### Work instructions
Pull out from the material below all lines with "σκληροσάρκων".

┄┄┄┄┄┄┄┄┄┄┄┄┄┄┄┄┄┄┄┄

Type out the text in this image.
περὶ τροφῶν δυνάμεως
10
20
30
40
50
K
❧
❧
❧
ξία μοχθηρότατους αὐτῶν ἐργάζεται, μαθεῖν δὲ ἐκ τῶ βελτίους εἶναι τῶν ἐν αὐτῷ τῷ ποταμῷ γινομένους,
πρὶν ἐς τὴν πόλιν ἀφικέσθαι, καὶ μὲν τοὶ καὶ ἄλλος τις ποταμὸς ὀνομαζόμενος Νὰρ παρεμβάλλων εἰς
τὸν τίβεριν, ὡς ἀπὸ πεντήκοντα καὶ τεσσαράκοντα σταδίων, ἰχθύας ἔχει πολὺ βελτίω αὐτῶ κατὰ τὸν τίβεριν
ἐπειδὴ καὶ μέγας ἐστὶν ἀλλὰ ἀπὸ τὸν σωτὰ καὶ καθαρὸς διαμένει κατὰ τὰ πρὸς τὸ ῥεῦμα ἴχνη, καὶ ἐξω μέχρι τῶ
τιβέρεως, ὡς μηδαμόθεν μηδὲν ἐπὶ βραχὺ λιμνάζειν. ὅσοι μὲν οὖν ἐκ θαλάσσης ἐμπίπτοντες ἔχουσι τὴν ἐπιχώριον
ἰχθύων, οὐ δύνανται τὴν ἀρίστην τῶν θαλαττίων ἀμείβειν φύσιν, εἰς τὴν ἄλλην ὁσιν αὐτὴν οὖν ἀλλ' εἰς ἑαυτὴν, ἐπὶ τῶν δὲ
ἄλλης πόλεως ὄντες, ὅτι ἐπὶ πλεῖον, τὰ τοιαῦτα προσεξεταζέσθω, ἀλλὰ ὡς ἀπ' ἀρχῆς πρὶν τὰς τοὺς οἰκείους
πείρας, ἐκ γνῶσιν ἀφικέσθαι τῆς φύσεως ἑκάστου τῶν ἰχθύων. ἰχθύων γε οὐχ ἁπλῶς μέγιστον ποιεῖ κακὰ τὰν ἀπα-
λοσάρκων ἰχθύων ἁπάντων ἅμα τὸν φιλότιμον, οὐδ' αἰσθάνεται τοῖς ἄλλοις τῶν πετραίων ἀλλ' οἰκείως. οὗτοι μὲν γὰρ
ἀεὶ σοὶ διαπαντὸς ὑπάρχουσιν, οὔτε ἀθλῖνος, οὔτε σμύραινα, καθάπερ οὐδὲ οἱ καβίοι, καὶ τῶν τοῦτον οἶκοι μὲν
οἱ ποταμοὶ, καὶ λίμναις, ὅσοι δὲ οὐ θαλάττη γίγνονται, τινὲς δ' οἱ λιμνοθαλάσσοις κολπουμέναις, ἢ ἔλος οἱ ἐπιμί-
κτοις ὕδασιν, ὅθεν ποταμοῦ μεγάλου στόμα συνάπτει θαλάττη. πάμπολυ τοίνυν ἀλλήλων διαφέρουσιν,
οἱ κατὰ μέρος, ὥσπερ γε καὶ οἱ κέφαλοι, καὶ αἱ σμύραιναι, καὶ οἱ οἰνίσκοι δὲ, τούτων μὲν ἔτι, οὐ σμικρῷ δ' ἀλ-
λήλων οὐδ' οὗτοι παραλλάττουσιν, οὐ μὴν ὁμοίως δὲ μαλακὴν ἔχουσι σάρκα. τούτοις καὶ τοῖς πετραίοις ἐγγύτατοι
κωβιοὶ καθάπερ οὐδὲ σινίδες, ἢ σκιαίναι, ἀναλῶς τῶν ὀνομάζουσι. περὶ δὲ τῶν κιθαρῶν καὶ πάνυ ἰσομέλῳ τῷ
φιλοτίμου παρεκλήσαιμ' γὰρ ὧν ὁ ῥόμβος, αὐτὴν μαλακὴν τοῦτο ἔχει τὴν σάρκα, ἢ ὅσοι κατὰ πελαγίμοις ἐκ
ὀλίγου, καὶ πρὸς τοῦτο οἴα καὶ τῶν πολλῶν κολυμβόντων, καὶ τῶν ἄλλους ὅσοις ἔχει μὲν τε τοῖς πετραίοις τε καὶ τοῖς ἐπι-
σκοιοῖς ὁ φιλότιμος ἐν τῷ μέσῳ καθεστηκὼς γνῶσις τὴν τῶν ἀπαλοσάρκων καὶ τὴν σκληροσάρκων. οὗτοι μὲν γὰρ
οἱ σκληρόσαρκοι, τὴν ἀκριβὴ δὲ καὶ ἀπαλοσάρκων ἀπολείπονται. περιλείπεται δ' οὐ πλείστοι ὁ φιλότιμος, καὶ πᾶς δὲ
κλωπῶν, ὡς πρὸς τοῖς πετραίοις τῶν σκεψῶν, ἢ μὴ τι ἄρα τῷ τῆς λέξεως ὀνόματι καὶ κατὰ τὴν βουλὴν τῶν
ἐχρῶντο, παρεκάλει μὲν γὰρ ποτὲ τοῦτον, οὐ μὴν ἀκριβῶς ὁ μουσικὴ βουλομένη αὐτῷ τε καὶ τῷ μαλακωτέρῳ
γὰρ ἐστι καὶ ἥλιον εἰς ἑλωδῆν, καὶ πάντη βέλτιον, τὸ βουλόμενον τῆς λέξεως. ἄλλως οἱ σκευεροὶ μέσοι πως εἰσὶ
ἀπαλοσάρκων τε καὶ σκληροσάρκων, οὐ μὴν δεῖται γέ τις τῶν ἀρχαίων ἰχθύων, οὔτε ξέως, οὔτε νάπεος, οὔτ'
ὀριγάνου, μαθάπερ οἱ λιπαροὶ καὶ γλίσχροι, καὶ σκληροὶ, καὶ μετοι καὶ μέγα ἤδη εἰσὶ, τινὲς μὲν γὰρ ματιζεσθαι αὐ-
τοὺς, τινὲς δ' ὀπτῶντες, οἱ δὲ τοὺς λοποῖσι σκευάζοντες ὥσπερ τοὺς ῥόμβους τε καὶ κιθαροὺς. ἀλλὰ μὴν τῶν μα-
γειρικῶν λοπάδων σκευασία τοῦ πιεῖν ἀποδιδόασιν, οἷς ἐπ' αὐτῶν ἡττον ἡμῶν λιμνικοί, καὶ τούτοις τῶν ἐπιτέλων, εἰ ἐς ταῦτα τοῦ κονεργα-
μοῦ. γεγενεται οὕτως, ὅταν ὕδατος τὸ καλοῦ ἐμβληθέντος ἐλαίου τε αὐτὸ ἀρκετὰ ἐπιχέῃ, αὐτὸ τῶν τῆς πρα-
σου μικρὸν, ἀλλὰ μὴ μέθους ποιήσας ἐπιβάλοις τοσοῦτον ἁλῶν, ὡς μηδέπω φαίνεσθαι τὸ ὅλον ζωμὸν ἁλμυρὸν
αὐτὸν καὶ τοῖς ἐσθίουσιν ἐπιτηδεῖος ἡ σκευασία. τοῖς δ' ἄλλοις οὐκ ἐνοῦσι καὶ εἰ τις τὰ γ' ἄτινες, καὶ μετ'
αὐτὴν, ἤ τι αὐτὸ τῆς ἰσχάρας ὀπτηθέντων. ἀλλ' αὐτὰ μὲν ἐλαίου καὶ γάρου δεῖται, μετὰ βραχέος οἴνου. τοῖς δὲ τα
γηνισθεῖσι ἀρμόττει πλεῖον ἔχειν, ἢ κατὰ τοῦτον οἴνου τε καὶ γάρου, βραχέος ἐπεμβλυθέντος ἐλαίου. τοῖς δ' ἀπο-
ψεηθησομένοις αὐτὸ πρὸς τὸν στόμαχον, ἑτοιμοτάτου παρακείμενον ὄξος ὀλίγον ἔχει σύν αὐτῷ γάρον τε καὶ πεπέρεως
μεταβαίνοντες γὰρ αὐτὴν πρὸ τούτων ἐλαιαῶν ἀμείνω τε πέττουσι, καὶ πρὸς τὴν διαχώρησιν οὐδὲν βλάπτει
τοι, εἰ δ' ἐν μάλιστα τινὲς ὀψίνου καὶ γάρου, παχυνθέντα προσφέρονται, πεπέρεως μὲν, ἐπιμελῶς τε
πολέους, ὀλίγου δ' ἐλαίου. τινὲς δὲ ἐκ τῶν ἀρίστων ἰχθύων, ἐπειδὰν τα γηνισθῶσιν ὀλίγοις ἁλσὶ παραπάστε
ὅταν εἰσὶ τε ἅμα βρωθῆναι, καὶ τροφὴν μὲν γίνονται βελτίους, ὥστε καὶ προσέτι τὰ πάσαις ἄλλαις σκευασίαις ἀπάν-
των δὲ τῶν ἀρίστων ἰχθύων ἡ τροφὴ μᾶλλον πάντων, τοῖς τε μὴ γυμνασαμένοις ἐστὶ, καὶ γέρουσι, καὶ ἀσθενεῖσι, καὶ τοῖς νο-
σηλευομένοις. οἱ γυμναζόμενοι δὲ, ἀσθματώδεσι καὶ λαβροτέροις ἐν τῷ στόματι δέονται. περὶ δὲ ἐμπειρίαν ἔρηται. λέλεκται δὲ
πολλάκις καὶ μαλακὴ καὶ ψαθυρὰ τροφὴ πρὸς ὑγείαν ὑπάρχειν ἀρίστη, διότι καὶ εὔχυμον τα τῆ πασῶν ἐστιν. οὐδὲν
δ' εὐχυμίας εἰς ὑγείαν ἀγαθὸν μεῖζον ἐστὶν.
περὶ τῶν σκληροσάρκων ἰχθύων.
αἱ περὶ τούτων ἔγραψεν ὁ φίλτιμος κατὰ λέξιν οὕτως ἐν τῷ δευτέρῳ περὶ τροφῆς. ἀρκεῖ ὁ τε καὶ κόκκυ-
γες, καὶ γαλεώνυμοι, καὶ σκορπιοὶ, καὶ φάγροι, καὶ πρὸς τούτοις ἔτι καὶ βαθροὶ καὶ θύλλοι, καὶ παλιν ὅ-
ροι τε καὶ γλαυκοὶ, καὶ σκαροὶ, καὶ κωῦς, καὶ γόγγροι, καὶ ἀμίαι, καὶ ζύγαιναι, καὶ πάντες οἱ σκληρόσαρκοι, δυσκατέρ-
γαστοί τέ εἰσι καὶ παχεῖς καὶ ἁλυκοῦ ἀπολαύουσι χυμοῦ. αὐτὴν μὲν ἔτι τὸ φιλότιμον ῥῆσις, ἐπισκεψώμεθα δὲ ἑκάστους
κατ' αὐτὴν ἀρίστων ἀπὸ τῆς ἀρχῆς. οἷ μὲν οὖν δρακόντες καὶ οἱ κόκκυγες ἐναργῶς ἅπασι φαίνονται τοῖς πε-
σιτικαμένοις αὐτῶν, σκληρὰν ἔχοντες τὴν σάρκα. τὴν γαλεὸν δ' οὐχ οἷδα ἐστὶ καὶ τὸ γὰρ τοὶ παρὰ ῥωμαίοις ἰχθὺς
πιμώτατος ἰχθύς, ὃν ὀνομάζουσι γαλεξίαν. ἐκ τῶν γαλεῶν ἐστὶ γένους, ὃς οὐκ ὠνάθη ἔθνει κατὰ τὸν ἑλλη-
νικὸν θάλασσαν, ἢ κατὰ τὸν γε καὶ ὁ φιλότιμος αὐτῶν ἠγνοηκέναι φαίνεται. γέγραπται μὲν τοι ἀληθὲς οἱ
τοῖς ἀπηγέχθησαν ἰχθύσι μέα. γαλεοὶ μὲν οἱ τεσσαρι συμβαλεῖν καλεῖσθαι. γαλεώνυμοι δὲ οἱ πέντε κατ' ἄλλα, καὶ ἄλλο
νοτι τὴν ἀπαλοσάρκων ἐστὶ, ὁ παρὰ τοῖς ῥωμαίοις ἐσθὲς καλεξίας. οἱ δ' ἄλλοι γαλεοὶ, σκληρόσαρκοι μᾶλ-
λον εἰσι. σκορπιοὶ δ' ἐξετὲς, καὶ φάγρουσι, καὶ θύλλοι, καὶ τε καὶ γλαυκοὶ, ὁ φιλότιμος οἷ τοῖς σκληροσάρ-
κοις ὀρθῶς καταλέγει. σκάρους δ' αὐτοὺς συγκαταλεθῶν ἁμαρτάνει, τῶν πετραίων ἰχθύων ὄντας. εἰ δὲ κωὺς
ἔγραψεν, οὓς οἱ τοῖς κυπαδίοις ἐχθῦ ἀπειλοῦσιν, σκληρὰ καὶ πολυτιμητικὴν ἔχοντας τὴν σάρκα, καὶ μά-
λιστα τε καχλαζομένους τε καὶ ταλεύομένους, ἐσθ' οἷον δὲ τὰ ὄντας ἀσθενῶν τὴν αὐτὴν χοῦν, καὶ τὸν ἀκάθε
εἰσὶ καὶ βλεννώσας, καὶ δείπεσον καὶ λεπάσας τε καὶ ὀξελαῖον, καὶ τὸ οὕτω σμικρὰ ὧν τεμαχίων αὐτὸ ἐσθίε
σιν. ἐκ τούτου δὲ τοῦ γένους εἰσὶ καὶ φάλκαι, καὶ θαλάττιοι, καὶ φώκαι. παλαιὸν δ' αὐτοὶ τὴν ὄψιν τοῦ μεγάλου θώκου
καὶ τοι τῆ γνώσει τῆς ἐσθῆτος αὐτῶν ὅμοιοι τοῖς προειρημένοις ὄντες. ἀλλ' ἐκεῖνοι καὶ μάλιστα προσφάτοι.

┄┄┄┄┄┄┄┄┄┄┄┄┄┄┄┄┄┄┄┄

### Answer to this task
σκοιοῖς ὁ φιλότιμος ἐν τῷ μέσῳ καθεστηκὼς γνῶσις τὴν τῶν ἀπαλοσάρκων καὶ τὴν σκληροσάρκων. οὗτοι μὲν γὰρ
ἀπαλοσάρκων τε καὶ σκληροσάρκων, οὐ μὴν δεῖται γέ τις τῶν ἀρχαίων ἰχθύων, οὔτε ξέως, οὔτε νάπεος, οὔτ'
περὶ τῶν σκληροσάρκων ἰχθύων.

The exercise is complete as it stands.